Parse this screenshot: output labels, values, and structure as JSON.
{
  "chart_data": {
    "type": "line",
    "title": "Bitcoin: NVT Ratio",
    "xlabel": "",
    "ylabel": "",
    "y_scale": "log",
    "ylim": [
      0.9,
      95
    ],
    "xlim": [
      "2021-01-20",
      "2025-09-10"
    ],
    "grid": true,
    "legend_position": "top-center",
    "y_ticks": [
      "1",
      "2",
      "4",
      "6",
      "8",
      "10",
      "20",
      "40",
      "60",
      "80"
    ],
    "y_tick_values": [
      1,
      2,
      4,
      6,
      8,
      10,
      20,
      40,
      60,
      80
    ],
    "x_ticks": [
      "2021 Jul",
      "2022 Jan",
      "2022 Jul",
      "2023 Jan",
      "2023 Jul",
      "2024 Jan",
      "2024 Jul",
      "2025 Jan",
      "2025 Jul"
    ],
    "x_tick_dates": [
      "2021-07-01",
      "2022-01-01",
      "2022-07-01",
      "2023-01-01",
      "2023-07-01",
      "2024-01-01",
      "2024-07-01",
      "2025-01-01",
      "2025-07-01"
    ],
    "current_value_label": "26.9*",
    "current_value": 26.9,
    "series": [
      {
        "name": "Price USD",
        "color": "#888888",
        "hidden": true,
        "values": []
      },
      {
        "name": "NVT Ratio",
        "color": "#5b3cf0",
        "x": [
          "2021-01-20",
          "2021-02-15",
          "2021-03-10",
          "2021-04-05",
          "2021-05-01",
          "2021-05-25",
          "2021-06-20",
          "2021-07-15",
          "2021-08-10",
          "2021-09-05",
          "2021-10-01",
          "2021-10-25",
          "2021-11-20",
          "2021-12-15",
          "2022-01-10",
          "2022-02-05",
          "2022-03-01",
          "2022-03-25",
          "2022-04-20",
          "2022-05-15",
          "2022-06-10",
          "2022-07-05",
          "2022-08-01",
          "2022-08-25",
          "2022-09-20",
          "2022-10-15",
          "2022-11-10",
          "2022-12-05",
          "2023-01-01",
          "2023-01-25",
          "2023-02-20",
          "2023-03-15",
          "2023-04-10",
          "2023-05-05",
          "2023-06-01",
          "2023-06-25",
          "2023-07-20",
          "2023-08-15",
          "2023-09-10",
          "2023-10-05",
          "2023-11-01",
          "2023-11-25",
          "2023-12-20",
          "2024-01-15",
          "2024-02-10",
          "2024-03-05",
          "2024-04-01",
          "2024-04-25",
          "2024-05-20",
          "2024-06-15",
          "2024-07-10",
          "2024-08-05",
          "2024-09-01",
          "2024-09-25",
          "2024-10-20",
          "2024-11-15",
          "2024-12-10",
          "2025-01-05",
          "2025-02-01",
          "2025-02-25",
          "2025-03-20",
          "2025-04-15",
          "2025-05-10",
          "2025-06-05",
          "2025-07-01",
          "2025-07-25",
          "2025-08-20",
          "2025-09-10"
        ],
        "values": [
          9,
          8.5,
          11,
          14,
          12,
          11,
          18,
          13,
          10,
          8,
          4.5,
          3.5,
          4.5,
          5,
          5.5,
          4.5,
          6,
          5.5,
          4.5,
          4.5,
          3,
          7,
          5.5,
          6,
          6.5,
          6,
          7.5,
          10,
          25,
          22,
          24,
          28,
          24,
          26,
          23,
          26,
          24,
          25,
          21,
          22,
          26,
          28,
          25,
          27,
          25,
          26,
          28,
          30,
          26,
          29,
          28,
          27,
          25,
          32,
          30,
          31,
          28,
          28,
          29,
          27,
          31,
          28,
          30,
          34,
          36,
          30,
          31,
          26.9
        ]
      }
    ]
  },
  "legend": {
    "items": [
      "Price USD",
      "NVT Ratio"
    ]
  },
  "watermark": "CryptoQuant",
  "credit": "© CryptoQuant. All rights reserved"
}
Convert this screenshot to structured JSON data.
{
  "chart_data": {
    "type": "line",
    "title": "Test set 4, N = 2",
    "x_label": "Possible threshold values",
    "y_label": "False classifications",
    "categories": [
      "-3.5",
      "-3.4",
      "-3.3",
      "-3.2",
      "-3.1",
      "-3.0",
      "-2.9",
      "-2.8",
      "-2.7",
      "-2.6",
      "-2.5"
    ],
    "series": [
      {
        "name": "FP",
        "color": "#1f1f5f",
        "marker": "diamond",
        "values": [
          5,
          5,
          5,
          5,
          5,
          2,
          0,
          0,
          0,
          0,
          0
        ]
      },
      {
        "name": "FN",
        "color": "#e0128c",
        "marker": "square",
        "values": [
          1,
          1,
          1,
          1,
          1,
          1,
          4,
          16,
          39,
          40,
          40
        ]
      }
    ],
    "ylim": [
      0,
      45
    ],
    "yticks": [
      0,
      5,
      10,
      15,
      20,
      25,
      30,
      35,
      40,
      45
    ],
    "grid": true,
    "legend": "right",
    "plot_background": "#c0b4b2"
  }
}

^^^^

● Stated goal
Look through the data above. Each line containing the word "Ratio" needs to be copied.

● Worked answer
    "title": "Bitcoin: NVT Ratio",
        "name": "NVT Ratio",
      "NVT Ratio"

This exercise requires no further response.